Rows from a dataset
────────────────
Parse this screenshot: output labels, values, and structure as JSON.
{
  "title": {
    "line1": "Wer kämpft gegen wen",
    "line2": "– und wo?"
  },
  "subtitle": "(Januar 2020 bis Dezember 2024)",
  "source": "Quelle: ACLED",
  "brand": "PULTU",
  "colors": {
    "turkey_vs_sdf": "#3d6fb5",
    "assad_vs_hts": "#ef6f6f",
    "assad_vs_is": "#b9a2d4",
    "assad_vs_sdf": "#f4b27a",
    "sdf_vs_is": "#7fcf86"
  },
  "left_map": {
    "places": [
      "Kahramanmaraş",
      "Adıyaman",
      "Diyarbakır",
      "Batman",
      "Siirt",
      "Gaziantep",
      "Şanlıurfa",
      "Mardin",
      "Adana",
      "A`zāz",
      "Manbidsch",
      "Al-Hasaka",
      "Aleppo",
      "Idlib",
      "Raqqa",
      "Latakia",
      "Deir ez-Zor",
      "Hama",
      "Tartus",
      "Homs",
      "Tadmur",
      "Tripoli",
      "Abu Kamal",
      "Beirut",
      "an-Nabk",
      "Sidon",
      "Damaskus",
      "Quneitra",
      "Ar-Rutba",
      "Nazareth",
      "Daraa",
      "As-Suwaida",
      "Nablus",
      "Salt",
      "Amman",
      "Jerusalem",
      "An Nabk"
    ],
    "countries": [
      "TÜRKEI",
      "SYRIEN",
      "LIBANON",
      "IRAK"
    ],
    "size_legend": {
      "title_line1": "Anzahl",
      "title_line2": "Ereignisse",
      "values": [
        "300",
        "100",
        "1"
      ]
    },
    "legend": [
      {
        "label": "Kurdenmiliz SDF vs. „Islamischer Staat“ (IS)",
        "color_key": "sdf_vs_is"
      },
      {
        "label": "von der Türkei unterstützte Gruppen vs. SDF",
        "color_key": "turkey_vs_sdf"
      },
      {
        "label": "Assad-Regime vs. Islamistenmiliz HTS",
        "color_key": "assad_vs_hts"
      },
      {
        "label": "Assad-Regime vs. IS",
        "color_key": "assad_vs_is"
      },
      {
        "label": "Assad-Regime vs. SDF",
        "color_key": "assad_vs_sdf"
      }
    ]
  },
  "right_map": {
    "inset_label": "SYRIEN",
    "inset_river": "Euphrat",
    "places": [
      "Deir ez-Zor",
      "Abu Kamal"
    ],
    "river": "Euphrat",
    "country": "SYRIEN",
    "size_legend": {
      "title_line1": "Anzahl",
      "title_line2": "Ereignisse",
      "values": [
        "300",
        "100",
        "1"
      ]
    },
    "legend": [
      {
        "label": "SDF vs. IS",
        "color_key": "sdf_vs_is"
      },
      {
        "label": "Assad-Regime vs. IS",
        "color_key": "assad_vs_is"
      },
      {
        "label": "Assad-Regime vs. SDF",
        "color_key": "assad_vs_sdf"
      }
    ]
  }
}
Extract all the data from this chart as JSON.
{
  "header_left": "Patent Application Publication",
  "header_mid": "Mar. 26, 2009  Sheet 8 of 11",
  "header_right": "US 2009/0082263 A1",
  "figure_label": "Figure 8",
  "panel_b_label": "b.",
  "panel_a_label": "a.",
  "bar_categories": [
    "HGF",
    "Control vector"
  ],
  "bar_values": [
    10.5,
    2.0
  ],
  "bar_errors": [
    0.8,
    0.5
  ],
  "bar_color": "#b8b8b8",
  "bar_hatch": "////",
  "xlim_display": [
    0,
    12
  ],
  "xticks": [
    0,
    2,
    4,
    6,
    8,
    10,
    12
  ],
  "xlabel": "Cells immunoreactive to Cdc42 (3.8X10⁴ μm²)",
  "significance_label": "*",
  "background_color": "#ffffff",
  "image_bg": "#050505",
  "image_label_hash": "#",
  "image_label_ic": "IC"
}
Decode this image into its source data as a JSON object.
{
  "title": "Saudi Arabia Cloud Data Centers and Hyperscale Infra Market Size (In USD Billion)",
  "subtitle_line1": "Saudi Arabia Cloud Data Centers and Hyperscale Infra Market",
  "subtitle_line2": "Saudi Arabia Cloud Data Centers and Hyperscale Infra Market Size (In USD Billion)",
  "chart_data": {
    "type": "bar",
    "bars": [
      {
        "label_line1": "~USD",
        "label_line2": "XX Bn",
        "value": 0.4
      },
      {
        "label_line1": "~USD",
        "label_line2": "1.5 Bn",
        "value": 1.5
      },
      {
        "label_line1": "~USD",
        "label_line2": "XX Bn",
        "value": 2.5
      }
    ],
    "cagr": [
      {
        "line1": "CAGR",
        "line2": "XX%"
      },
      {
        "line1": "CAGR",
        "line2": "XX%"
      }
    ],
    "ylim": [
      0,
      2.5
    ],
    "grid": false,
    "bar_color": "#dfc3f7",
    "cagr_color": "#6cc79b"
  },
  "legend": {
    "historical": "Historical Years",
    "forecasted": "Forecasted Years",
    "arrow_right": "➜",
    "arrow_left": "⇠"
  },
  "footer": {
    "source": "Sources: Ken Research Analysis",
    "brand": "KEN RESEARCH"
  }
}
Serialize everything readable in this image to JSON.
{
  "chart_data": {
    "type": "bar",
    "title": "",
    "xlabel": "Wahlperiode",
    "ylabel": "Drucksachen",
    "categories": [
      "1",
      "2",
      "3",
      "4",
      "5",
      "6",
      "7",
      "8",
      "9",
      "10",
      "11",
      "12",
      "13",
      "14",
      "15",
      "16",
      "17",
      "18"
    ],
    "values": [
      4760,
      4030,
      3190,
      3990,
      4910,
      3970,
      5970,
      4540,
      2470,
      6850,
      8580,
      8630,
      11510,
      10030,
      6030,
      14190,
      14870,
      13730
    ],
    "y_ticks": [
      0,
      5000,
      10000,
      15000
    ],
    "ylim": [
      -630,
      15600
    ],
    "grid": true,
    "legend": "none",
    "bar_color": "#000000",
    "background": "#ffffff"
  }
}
────────────────
Locate each line with the word "SYRIEN" and copy it.

      "SYRIEN",
    "inset_label": "SYRIEN",
    "country": "SYRIEN",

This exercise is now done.